Your task is to transcribe the data in full.

>> START INPUT FOR THIS TASK

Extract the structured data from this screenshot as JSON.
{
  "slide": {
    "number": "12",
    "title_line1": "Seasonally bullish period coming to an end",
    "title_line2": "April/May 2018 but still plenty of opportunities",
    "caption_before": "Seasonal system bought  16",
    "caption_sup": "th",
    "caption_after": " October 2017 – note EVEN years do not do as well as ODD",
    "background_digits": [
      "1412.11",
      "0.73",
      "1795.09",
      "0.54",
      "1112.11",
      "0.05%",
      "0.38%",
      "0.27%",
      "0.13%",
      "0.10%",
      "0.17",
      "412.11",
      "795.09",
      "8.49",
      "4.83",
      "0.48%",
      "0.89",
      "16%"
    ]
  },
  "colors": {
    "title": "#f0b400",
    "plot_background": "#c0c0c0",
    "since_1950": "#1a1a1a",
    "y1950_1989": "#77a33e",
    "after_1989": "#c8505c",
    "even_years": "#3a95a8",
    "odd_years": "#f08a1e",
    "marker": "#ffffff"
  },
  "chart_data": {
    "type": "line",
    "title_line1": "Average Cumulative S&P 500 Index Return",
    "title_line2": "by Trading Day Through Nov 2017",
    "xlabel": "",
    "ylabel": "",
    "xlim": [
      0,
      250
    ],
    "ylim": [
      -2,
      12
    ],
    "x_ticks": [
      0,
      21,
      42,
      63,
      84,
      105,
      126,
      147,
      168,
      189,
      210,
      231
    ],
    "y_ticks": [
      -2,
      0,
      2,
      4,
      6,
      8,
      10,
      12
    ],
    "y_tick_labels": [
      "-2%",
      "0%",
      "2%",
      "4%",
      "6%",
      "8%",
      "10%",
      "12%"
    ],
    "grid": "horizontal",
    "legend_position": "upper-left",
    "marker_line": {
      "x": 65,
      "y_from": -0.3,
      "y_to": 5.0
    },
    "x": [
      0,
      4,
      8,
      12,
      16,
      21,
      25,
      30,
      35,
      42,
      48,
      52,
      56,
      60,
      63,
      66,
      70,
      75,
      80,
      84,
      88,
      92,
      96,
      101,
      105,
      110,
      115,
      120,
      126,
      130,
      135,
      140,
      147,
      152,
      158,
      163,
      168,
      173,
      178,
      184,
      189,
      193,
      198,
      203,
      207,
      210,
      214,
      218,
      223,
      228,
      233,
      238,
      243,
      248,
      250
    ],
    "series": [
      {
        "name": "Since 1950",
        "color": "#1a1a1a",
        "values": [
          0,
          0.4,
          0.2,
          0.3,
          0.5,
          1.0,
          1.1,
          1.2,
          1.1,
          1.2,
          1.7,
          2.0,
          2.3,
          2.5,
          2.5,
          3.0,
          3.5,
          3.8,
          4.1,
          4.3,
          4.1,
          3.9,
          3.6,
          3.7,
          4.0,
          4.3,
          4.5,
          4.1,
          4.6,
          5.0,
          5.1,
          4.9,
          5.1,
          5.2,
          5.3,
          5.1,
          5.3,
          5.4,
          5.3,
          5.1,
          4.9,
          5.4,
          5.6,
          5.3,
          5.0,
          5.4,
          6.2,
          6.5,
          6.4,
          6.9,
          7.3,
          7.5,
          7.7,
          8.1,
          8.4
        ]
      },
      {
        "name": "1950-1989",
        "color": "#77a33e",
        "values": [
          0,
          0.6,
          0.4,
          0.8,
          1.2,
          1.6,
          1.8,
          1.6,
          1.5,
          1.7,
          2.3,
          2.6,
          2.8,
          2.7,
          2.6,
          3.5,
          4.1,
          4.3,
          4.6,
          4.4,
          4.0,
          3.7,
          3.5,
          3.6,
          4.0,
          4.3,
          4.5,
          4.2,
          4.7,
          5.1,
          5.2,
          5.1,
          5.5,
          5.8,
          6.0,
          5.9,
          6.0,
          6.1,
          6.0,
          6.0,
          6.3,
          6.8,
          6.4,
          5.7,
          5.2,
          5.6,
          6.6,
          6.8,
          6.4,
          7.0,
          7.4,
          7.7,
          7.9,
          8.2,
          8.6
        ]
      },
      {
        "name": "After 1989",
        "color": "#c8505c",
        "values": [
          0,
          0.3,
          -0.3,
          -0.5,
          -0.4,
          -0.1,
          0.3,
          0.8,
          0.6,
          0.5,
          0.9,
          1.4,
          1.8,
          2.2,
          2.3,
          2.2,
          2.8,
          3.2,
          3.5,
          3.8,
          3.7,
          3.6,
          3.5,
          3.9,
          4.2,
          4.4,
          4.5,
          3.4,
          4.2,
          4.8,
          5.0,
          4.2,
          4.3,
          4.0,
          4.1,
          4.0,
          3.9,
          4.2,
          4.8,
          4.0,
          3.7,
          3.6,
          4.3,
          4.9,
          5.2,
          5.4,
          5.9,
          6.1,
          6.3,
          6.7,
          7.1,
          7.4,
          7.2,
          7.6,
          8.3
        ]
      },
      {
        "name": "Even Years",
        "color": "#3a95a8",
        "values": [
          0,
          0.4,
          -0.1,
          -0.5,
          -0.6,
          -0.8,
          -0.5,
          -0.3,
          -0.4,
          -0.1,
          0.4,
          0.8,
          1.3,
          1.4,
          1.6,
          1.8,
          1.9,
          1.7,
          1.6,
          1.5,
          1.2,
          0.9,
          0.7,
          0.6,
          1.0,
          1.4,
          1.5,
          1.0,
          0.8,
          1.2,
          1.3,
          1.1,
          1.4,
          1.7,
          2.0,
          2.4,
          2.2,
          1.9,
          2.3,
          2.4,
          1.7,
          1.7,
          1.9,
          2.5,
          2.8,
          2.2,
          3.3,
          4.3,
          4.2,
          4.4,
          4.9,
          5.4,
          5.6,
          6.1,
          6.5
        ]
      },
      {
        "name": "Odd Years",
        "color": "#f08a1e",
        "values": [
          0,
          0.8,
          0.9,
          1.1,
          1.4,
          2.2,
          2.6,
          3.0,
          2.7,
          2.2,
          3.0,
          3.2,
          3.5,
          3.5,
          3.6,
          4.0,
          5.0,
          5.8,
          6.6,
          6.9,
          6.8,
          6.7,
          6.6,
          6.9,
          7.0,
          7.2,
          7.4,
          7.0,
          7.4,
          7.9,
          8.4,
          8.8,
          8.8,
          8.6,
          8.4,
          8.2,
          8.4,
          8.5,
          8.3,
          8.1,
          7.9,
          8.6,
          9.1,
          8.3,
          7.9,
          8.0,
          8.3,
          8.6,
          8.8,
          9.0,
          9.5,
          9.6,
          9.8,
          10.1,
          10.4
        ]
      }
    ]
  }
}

>> END INPUT FOR THIS TASK

» **ANSWER**
Extract the structured data from this screenshot as JSON.
{
  "slide": {
    "number": "12",
    "title_line1": "Seasonally bullish period coming to an end",
    "title_line2": "April/May 2018 but still plenty of opportunities",
    "caption_before": "Seasonal system bought  16",
    "caption_sup": "th",
    "caption_after": " October 2017 – note EVEN years do not do as well as ODD",
    "background_digits": [
      "1412.11",
      "0.73",
      "1795.09",
      "0.54",
      "1112.11",
      "0.05%",
      "0.38%",
      "0.27%",
      "0.13%",
      "0.10%",
      "0.17",
      "412.11",
      "795.09",
      "8.49",
      "4.83",
      "0.48%",
      "0.89",
      "16%"
    ]
  },
  "colors": {
    "title": "#f0b400",
    "plot_background": "#c0c0c0",
    "since_1950": "#1a1a1a",
    "y1950_1989": "#77a33e",
    "after_1989": "#c8505c",
    "even_years": "#3a95a8",
    "odd_years": "#f08a1e",
    "marker": "#ffffff"
  },
  "chart_data": {
    "type": "line",
    "title_line1": "Average Cumulative S&P 500 Index Return",
    "title_line2": "by Trading Day Through Nov 2017",
    "xlabel": "",
    "ylabel": "",
    "xlim": [
      0,
      250
    ],
    "ylim": [
      -2,
      12
    ],
    "x_ticks": [
      0,
      21,
      42,
      63,
      84,
      105,
      126,
      147,
      168,
      189,
      210,
      231
    ],
    "y_ticks": [
      -2,
      0,
      2,
      4,
      6,
      8,
      10,
      12
    ],
    "y_tick_labels": [
      "-2%",
      "0%",
      "2%",
      "4%",
      "6%",
      "8%",
      "10%",
      "12%"
    ],
    "grid": "horizontal",
    "legend_position": "upper-left",
    "marker_line": {
      "x": 65,
      "y_from": -0.3,
      "y_to": 5.0
    },
    "x": [
      0,
      4,
      8,
      12,
      16,
      21,
      25,
      30,
      35,
      42,
      48,
      52,
      56,
      60,
      63,
      66,
      70,
      75,
      80,
      84,
      88,
      92,
      96,
      101,
      105,
      110,
      115,
      120,
      126,
      130,
      135,
      140,
      147,
      152,
      158,
      163,
      168,
      173,
      178,
      184,
      189,
      193,
      198,
      203,
      207,
      210,
      214,
      218,
      223,
      228,
      233,
      238,
      243,
      248,
      250
    ],
    "series": [
      {
        "name": "Since 1950",
        "color": "#1a1a1a",
        "values": [
          0,
          0.4,
          0.2,
          0.3,
          0.5,
          1.0,
          1.1,
          1.2,
          1.1,
          1.2,
          1.7,
          2.0,
          2.3,
          2.5,
          2.5,
          3.0,
          3.5,
          3.8,
          4.1,
          4.3,
          4.1,
          3.9,
          3.6,
          3.7,
          4.0,
          4.3,
          4.5,
          4.1,
          4.6,
          5.0,
          5.1,
          4.9,
          5.1,
          5.2,
          5.3,
          5.1,
          5.3,
          5.4,
          5.3,
          5.1,
          4.9,
          5.4,
          5.6,
          5.3,
          5.0,
          5.4,
          6.2,
          6.5,
          6.4,
          6.9,
          7.3,
          7.5,
          7.7,
          8.1,
          8.4
        ]
      },
      {
        "name": "1950-1989",
        "color": "#77a33e",
        "values": [
          0,
          0.6,
          0.4,
          0.8,
          1.2,
          1.6,
          1.8,
          1.6,
          1.5,
          1.7,
          2.3,
          2.6,
          2.8,
          2.7,
          2.6,
          3.5,
          4.1,
          4.3,
          4.6,
          4.4,
          4.0,
          3.7,
          3.5,
          3.6,
          4.0,
          4.3,
          4.5,
          4.2,
          4.7,
          5.1,
          5.2,
          5.1,
          5.5,
          5.8,
          6.0,
          5.9,
          6.0,
          6.1,
          6.0,
          6.0,
          6.3,
          6.8,
          6.4,
          5.7,
          5.2,
          5.6,
          6.6,
          6.8,
          6.4,
          7.0,
          7.4,
          7.7,
          7.9,
          8.2,
          8.6
        ]
      },
      {
        "name": "After 1989",
        "color": "#c8505c",
        "values": [
          0,
          0.3,
          -0.3,
          -0.5,
          -0.4,
          -0.1,
          0.3,
          0.8,
          0.6,
          0.5,
          0.9,
          1.4,
          1.8,
          2.2,
          2.3,
          2.2,
          2.8,
          3.2,
          3.5,
          3.8,
          3.7,
          3.6,
          3.5,
          3.9,
          4.2,
          4.4,
          4.5,
          3.4,
          4.2,
          4.8,
          5.0,
          4.2,
          4.3,
          4.0,
          4.1,
          4.0,
          3.9,
          4.2,
          4.8,
          4.0,
          3.7,
          3.6,
          4.3,
          4.9,
          5.2,
          5.4,
          5.9,
          6.1,
          6.3,
          6.7,
          7.1,
          7.4,
          7.2,
          7.6,
          8.3
        ]
      },
      {
        "name": "Even Years",
        "color": "#3a95a8",
        "values": [
          0,
          0.4,
          -0.1,
          -0.5,
          -0.6,
          -0.8,
          -0.5,
          -0.3,
          -0.4,
          -0.1,
          0.4,
          0.8,
          1.3,
          1.4,
          1.6,
          1.8,
          1.9,
          1.7,
          1.6,
          1.5,
          1.2,
          0.9,
          0.7,
          0.6,
          1.0,
          1.4,
          1.5,
          1.0,
          0.8,
          1.2,
          1.3,
          1.1,
          1.4,
          1.7,
          2.0,
          2.4,
          2.2,
          1.9,
          2.3,
          2.4,
          1.7,
          1.7,
          1.9,
          2.5,
          2.8,
          2.2,
          3.3,
          4.3,
          4.2,
          4.4,
          4.9,
          5.4,
          5.6,
          6.1,
          6.5
        ]
      },
      {
        "name": "Odd Years",
        "color": "#f08a1e",
        "values": [
          0,
          0.8,
          0.9,
          1.1,
          1.4,
          2.2,
          2.6,
          3.0,
          2.7,
          2.2,
          3.0,
          3.2,
          3.5,
          3.5,
          3.6,
          4.0,
          5.0,
          5.8,
          6.6,
          6.9,
          6.8,
          6.7,
          6.6,
          6.9,
          7.0,
          7.2,
          7.4,
          7.0,
          7.4,
          7.9,
          8.4,
          8.8,
          8.8,
          8.6,
          8.4,
          8.2,
          8.4,
          8.5,
          8.3,
          8.1,
          7.9,
          8.6,
          9.1,
          8.3,
          7.9,
          8.0,
          8.3,
          8.6,
          8.8,
          9.0,
          9.5,
          9.6,
          9.8,
          10.1,
          10.4
        ]
      }
    ]
  }
}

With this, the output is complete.